[Figure collection entries]
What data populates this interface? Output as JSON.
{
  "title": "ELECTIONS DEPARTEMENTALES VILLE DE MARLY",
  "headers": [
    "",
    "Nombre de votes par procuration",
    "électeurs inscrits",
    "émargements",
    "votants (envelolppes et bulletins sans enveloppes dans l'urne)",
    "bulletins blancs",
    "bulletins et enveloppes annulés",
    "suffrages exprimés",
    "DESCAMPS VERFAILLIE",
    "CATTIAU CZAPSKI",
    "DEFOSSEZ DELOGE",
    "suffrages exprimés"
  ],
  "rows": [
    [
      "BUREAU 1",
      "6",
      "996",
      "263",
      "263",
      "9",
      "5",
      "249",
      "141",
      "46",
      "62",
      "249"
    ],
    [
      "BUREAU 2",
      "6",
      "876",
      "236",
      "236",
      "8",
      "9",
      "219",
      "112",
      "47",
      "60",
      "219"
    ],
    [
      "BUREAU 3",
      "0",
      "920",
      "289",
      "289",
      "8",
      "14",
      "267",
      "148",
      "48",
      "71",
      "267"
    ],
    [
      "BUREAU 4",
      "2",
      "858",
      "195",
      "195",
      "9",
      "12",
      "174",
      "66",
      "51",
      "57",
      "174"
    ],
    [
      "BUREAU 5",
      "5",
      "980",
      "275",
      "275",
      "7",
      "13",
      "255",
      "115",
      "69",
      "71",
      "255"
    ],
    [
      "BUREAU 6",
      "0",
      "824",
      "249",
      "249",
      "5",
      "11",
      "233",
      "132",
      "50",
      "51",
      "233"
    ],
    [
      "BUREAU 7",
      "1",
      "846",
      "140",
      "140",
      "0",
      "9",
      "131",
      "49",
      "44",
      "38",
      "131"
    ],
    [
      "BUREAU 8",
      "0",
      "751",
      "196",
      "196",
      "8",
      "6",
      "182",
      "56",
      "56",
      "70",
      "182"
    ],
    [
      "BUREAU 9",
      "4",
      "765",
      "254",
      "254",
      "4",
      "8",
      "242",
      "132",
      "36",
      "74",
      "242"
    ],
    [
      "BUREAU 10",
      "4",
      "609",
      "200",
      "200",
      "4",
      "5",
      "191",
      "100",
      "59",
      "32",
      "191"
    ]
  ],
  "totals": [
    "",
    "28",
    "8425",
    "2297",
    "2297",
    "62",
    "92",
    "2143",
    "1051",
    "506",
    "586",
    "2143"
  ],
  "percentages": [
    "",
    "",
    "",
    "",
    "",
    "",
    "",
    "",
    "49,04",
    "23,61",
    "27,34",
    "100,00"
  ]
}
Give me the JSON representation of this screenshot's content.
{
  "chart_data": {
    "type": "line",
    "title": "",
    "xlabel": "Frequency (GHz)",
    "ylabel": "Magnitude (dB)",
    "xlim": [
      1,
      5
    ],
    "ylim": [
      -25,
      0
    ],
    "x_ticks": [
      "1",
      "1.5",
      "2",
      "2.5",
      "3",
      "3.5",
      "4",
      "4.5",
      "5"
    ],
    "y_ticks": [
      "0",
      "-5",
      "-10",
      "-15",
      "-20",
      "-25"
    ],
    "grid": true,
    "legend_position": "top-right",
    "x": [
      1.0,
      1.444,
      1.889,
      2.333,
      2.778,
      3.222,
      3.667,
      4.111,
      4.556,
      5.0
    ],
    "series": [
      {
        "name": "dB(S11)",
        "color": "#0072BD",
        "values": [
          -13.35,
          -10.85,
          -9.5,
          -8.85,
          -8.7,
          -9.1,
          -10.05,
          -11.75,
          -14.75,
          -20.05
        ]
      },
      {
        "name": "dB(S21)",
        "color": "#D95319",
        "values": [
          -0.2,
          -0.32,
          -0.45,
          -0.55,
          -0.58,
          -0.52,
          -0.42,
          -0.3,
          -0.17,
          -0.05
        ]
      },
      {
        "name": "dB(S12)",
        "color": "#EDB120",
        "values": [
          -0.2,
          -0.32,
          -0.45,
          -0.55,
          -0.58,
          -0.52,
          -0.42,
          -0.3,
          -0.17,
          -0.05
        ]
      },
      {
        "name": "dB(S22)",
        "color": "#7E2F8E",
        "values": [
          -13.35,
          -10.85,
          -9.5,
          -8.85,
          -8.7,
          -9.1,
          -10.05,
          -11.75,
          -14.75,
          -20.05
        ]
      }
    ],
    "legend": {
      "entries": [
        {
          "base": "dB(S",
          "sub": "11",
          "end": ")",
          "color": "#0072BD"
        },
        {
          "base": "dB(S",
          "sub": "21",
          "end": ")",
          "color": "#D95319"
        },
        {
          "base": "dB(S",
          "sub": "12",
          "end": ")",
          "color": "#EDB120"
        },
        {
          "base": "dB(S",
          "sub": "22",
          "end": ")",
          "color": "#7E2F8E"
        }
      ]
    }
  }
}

Your goal
Gather all lines from the records above in which "this" appears.

Answer to the exercise
What data populates this interface? Output as JSON.
Give me the JSON representation of this screenshot's content.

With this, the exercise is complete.